Extract every line below that contains the word "Gacharan".

━━━━━ DATA EXTRACT

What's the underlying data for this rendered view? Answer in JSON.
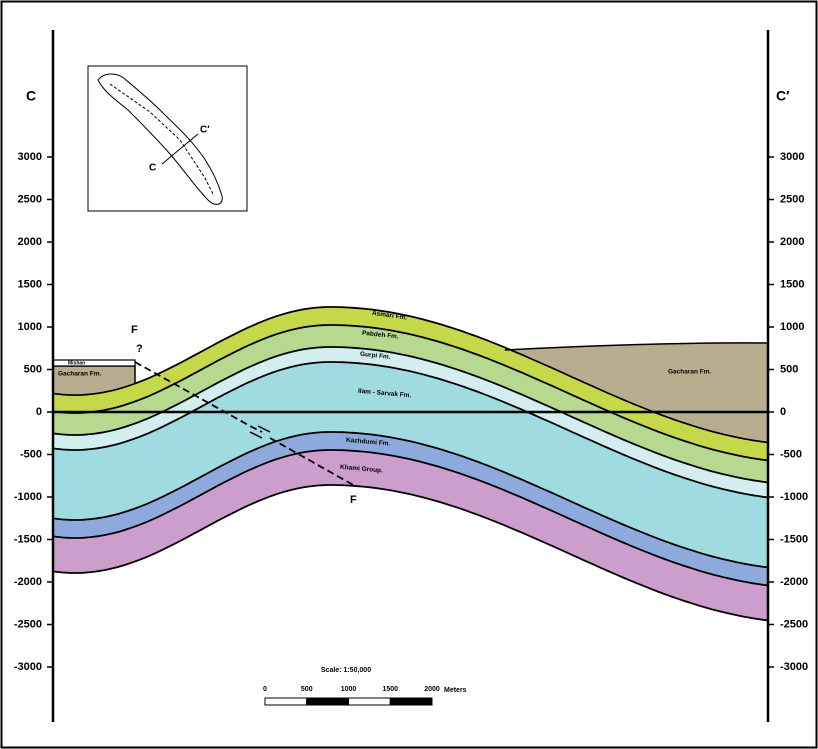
{
  "section": {
    "left_label": "C",
    "right_label": "C′"
  },
  "elevation_ticks": [
    3000,
    2500,
    2000,
    1500,
    1000,
    500,
    0,
    -500,
    -1000,
    -1500,
    -2000,
    -2500,
    -3000
  ],
  "formations": {
    "mishan": "Mishan",
    "gacharan_left": "Gacharan Fm.",
    "gacharan_right": "Gacharan Fm.",
    "asmari": "Asmari Fm.",
    "pabdeh": "Pabdeh Fm.",
    "gurpi": "Gurpi Fm.",
    "ilam_sarvak": "Ilam - Sarvak Fm.",
    "kazhdumi": "Kazhdumi Fm.",
    "khami": "Khami Group."
  },
  "fault": {
    "top_label": "F",
    "query": "?",
    "bottom_label": "F"
  },
  "inset": {
    "label_a": "C",
    "label_b": "C′"
  },
  "scale": {
    "title": "Scale: 1:50,000",
    "ticks": [
      0,
      500,
      1000,
      1500,
      2000
    ],
    "unit": "Meters"
  }
}
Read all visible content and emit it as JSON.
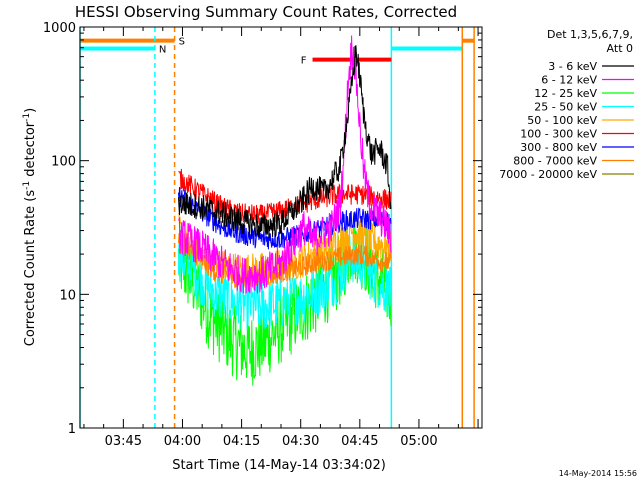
{
  "chart_data": {
    "type": "line",
    "title": "HESSI Observing Summary Count Rates, Corrected",
    "xlabel": "Start Time (14-May-14 03:34:02)",
    "ylabel_main": "Corrected Count Rate (s",
    "ylabel_sup1": "-1",
    "ylabel_mid": " detector",
    "ylabel_sup2": "-1",
    "ylabel_end": ")",
    "y_scale": "log",
    "ylim": [
      1,
      1000
    ],
    "xlim": [
      "03:34",
      "05:16"
    ],
    "x_ticks": [
      "03:45",
      "04:00",
      "04:15",
      "04:30",
      "04:45",
      "05:00"
    ],
    "y_ticks": [
      "1",
      "10",
      "100",
      "1000"
    ],
    "legend": {
      "position": "right",
      "header_line1": "Det 1,3,5,6,7,9,",
      "header_line2": "Att 0"
    },
    "timestamp": "14-May-2014 15:56",
    "series": [
      {
        "name": "3 - 6 keV",
        "color": "#000000",
        "x": [
          "03:59",
          "04:05",
          "04:10",
          "04:15",
          "04:20",
          "04:25",
          "04:30",
          "04:33",
          "04:36",
          "04:40",
          "04:42",
          "04:43",
          "04:44",
          "04:45",
          "04:46",
          "04:47",
          "04:48",
          "04:50",
          "04:52",
          "04:53"
        ],
        "y": [
          48,
          45,
          40,
          35,
          32,
          34,
          48,
          65,
          58,
          90,
          220,
          380,
          680,
          420,
          220,
          150,
          110,
          125,
          90,
          40
        ]
      },
      {
        "name": "6 - 12 keV",
        "color": "#ff00ff",
        "x": [
          "03:59",
          "04:05",
          "04:10",
          "04:15",
          "04:20",
          "04:25",
          "04:28",
          "04:31",
          "04:33",
          "04:35",
          "04:38",
          "04:40",
          "04:41",
          "04:42",
          "04:43",
          "04:44",
          "04:45",
          "04:46",
          "04:47",
          "04:48",
          "04:50",
          "04:52",
          "04:53"
        ],
        "y": [
          28,
          22,
          17,
          14,
          14,
          17,
          24,
          32,
          25,
          28,
          32,
          48,
          110,
          380,
          720,
          450,
          180,
          85,
          55,
          45,
          38,
          32,
          25
        ]
      },
      {
        "name": "12 - 25 keV",
        "color": "#00ff00",
        "x": [
          "03:59",
          "04:03",
          "04:07",
          "04:10",
          "04:13",
          "04:15",
          "04:17",
          "04:20",
          "04:23",
          "04:26",
          "04:30",
          "04:35",
          "04:40",
          "04:43",
          "04:45",
          "04:47",
          "04:50",
          "04:53"
        ],
        "y": [
          18,
          12,
          7,
          5.5,
          4.5,
          4,
          3.8,
          4.2,
          5,
          6,
          7.5,
          10,
          15,
          24,
          22,
          18,
          13,
          10
        ]
      },
      {
        "name": "25 - 50 keV",
        "color": "#00ffff",
        "x": [
          "03:59",
          "04:03",
          "04:07",
          "04:10",
          "04:15",
          "04:20",
          "04:25",
          "04:30",
          "04:35",
          "04:40",
          "04:43",
          "04:45",
          "04:48",
          "04:50",
          "04:53"
        ],
        "y": [
          20,
          15,
          11,
          9.5,
          8.5,
          8.2,
          8.6,
          9.5,
          11,
          14,
          19,
          17,
          14,
          12,
          10
        ]
      },
      {
        "name": "50 - 100 keV",
        "color": "#ffaa00",
        "x": [
          "03:59",
          "04:03",
          "04:07",
          "04:10",
          "04:15",
          "04:20",
          "04:25",
          "04:30",
          "04:35",
          "04:40",
          "04:43",
          "04:45",
          "04:48",
          "04:50",
          "04:53"
        ],
        "y": [
          30,
          23,
          18,
          16,
          15,
          15,
          16,
          18,
          21,
          25,
          30,
          28,
          25,
          24,
          22
        ]
      },
      {
        "name": "100 - 300 keV",
        "color": "#ff0000",
        "x": [
          "03:59",
          "04:03",
          "04:07",
          "04:10",
          "04:15",
          "04:20",
          "04:25",
          "04:30",
          "04:35",
          "04:40",
          "04:45",
          "04:50",
          "04:53"
        ],
        "y": [
          75,
          62,
          52,
          45,
          40,
          39,
          42,
          47,
          52,
          56,
          56,
          53,
          50
        ]
      },
      {
        "name": "300 - 800 keV",
        "color": "#0000ff",
        "x": [
          "03:59",
          "04:03",
          "04:07",
          "04:10",
          "04:15",
          "04:20",
          "04:25",
          "04:30",
          "04:35",
          "04:40",
          "04:45",
          "04:50",
          "04:53"
        ],
        "y": [
          55,
          45,
          37,
          32,
          28,
          26,
          26,
          28,
          31,
          35,
          37,
          36,
          35
        ]
      },
      {
        "name": "800 - 7000 keV",
        "color": "#ff7f00",
        "x": [
          "03:59",
          "04:03",
          "04:07",
          "04:10",
          "04:15",
          "04:20",
          "04:25",
          "04:30",
          "04:35",
          "04:40",
          "04:45",
          "04:50",
          "04:53"
        ],
        "y": [
          25,
          20,
          16,
          14,
          13.5,
          13.5,
          14.5,
          16,
          17.5,
          19,
          20,
          18,
          17
        ]
      },
      {
        "name": "7000 - 20000 keV",
        "color": "#808000",
        "x": [],
        "y": []
      }
    ],
    "annotations": [
      {
        "label": "S",
        "color": "#ff7f00",
        "bar_start": "03:34",
        "bar_end": "03:58",
        "bar_level": 790,
        "marker_line": "03:58",
        "style": "dashed"
      },
      {
        "label": "N",
        "color": "#00ffff",
        "bar_start": "03:34",
        "bar_end": "03:53",
        "bar_level": 690,
        "marker_line": "03:53",
        "style": "dashed"
      },
      {
        "label": "",
        "color": "#00ffff",
        "bar_start": "04:53",
        "bar_end": "05:11",
        "bar_level": 690,
        "marker_line": "04:53",
        "style": "solid"
      },
      {
        "label": "",
        "color": "#ff7f00",
        "bar_start": "05:11",
        "bar_end": "05:14",
        "bar_level": 790,
        "marker_line": "05:11",
        "style": "solid"
      },
      {
        "label": "",
        "color": "#ff7f00",
        "marker_line": "05:14",
        "style": "solid"
      },
      {
        "label": "",
        "color": "#00ffff",
        "marker_line": "03:34",
        "style": "solid"
      },
      {
        "label": "F",
        "color": "#ff0000",
        "bar_start": "04:33",
        "bar_end": "04:53",
        "bar_level": 570
      }
    ]
  }
}
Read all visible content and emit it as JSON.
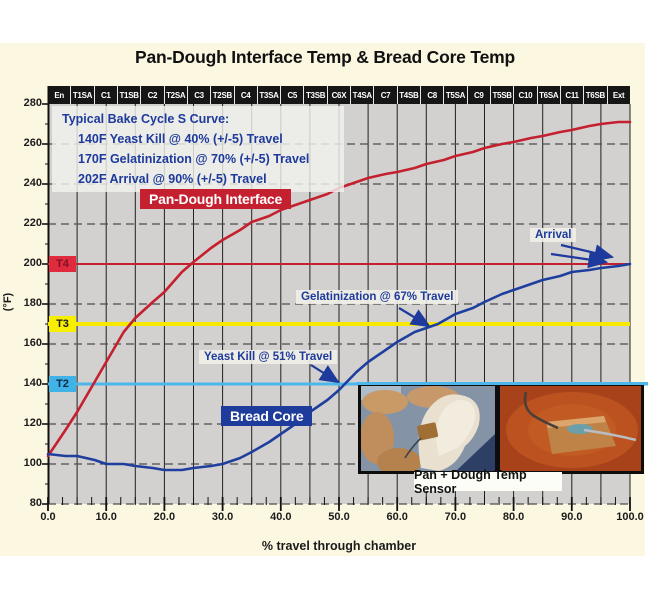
{
  "title": "Pan-Dough Interface Temp & Bread Core Temp",
  "zones": [
    "En",
    "T1SA",
    "C1",
    "T1SB",
    "C2",
    "T2SA",
    "C3",
    "T2SB",
    "C4",
    "T3SA",
    "C5",
    "T3SB",
    "C6X",
    "T4SA",
    "C7",
    "T4SB",
    "C8",
    "T5SA",
    "C9",
    "T5SB",
    "C10",
    "T6SA",
    "C11",
    "T6SB",
    "Ext"
  ],
  "y_axis": {
    "label": "(°F)",
    "ticks": [
      280,
      260,
      240,
      220,
      200,
      180,
      160,
      140,
      120,
      100,
      80
    ]
  },
  "x_axis": {
    "label": "% travel through chamber",
    "ticks": [
      "0.0",
      "10.0",
      "20.0",
      "30.0",
      "40.0",
      "50.0",
      "60.0",
      "70.0",
      "80.0",
      "90.0",
      "100.0"
    ]
  },
  "info_box": {
    "title": "Typical Bake Cycle S Curve:",
    "lines": [
      "140F Yeast Kill @ 40% (+/-5) Travel",
      "170F Gelatinization @ 70% (+/-5) Travel",
      "202F Arrival @ 90% (+/-5) Travel"
    ]
  },
  "photo_caption": "Pan + Dough Temp Sensor",
  "colors": {
    "background": "#fbf7e1",
    "plot_background": "#d2d1cf",
    "zone_band": "#161616",
    "pan_dough_red": "#c5202f",
    "bread_core_blue": "#1f3f9f",
    "annotation_blue": "#1d3a9c",
    "t3_yellow": "#f6e800",
    "t2_cyan": "#4db6ea"
  },
  "chart_data": {
    "type": "line",
    "title": "Pan-Dough Interface Temp & Bread Core Temp",
    "xlabel": "% travel through chamber",
    "ylabel": "(°F)",
    "xlim": [
      0,
      100
    ],
    "ylim": [
      80,
      280
    ],
    "vertical_grid_step_pct": 5,
    "dashed_gridlines": [
      260,
      240,
      220,
      180,
      160,
      120,
      100,
      80
    ],
    "series": [
      {
        "name": "Pan-Dough Interface",
        "color": "#c5202f",
        "points": [
          [
            0,
            104
          ],
          [
            3,
            117
          ],
          [
            5,
            126
          ],
          [
            8,
            141
          ],
          [
            10,
            151
          ],
          [
            13,
            166
          ],
          [
            15,
            173
          ],
          [
            18,
            181
          ],
          [
            20,
            186
          ],
          [
            23,
            196
          ],
          [
            25,
            201
          ],
          [
            28,
            208
          ],
          [
            30,
            212
          ],
          [
            33,
            217
          ],
          [
            35,
            221
          ],
          [
            38,
            224
          ],
          [
            40,
            227
          ],
          [
            43,
            230
          ],
          [
            45,
            232
          ],
          [
            48,
            235
          ],
          [
            50,
            238
          ],
          [
            53,
            241
          ],
          [
            55,
            243
          ],
          [
            58,
            245
          ],
          [
            60,
            246
          ],
          [
            63,
            248
          ],
          [
            65,
            250
          ],
          [
            68,
            252
          ],
          [
            70,
            254
          ],
          [
            73,
            256
          ],
          [
            75,
            258
          ],
          [
            78,
            260
          ],
          [
            80,
            261
          ],
          [
            83,
            263
          ],
          [
            85,
            264
          ],
          [
            88,
            266
          ],
          [
            90,
            267
          ],
          [
            93,
            269
          ],
          [
            95,
            270
          ],
          [
            98,
            271
          ],
          [
            100,
            271
          ]
        ]
      },
      {
        "name": "Bread Core",
        "color": "#1f3f9f",
        "points": [
          [
            0,
            105
          ],
          [
            3,
            104
          ],
          [
            5,
            104
          ],
          [
            8,
            102
          ],
          [
            10,
            100
          ],
          [
            13,
            100
          ],
          [
            15,
            99
          ],
          [
            18,
            98
          ],
          [
            20,
            97
          ],
          [
            23,
            97
          ],
          [
            25,
            98
          ],
          [
            28,
            99
          ],
          [
            30,
            100
          ],
          [
            33,
            103
          ],
          [
            35,
            106
          ],
          [
            38,
            111
          ],
          [
            40,
            115
          ],
          [
            43,
            121
          ],
          [
            45,
            126
          ],
          [
            48,
            132
          ],
          [
            50,
            137
          ],
          [
            51,
            140
          ],
          [
            53,
            146
          ],
          [
            55,
            151
          ],
          [
            58,
            157
          ],
          [
            60,
            161
          ],
          [
            63,
            166
          ],
          [
            65,
            168
          ],
          [
            67,
            170
          ],
          [
            70,
            175
          ],
          [
            73,
            178
          ],
          [
            75,
            181
          ],
          [
            78,
            185
          ],
          [
            80,
            187
          ],
          [
            83,
            190
          ],
          [
            85,
            192
          ],
          [
            88,
            194
          ],
          [
            90,
            196
          ],
          [
            93,
            197
          ],
          [
            95,
            198
          ],
          [
            98,
            199
          ],
          [
            100,
            200
          ]
        ]
      }
    ],
    "ref_lines": [
      {
        "label": "T4",
        "temp": 200,
        "color": "#c5202f",
        "width": 2
      },
      {
        "label": "T3",
        "temp": 170,
        "color": "#f6e800",
        "width": 4
      },
      {
        "label": "T2",
        "temp": 140,
        "color": "#4db6ea",
        "width": 3
      }
    ],
    "events": [
      {
        "label": "Yeast Kill @ 51% Travel",
        "pct": 51,
        "temp": 140
      },
      {
        "label": "Gelatinization @ 67% Travel",
        "pct": 67,
        "temp": 170
      },
      {
        "label": "Arrival",
        "pct": 100,
        "temp": 200
      }
    ]
  }
}
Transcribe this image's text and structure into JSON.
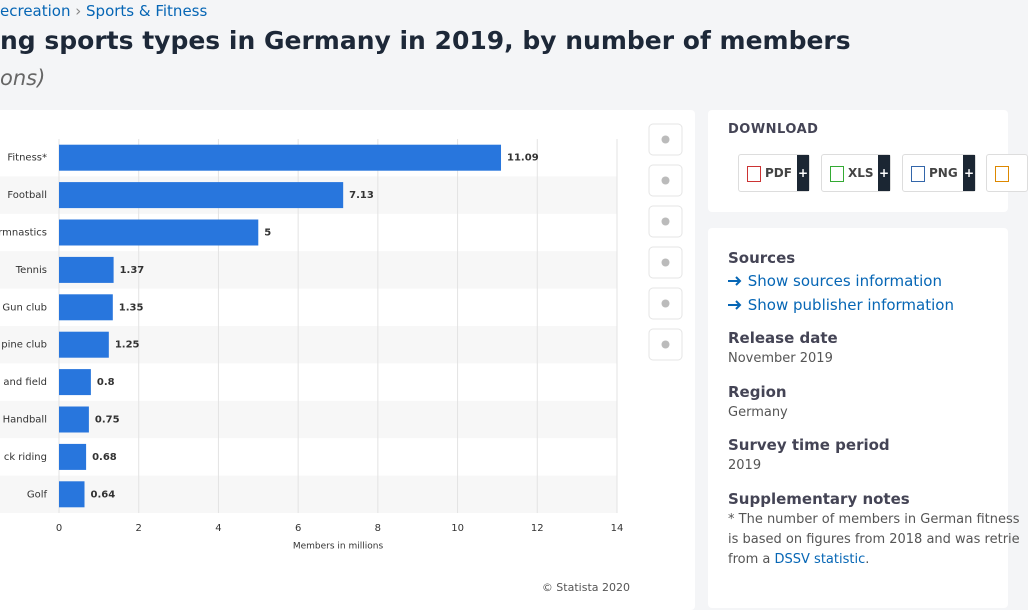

━━━━━━━━━━

RESULT:
    "gacharan_left": "Gacharan Fm.",
    "gacharan_right": "Gacharan Fm.",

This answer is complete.